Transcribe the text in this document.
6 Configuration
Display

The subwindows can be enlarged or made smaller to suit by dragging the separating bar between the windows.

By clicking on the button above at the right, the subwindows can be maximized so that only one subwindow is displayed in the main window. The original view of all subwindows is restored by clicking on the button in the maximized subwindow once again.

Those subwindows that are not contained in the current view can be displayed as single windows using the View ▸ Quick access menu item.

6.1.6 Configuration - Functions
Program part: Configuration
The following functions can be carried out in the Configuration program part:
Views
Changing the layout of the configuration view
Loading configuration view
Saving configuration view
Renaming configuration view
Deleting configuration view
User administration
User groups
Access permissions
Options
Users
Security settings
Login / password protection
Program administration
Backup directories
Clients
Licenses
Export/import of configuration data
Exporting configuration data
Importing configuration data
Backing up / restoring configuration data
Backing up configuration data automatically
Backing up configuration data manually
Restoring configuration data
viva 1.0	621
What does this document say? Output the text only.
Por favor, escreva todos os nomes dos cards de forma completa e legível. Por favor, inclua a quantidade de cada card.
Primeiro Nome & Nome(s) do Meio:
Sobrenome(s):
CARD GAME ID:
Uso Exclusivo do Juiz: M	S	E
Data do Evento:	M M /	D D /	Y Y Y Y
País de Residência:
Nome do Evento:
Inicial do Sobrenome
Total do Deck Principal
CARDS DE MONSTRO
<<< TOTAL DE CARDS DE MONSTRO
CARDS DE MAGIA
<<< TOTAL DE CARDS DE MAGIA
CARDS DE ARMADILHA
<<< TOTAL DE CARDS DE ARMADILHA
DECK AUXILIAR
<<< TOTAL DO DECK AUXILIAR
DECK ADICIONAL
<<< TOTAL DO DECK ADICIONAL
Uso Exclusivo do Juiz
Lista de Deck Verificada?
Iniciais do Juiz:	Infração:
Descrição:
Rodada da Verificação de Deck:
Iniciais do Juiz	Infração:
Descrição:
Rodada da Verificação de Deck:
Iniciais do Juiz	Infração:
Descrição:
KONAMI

------------------------------------

*WRITTEN REQUEST*. List all lines holding the string "document".

*TASK RESPONSE*.
Transcribe the text in this document.
What does this document say? Output the text only.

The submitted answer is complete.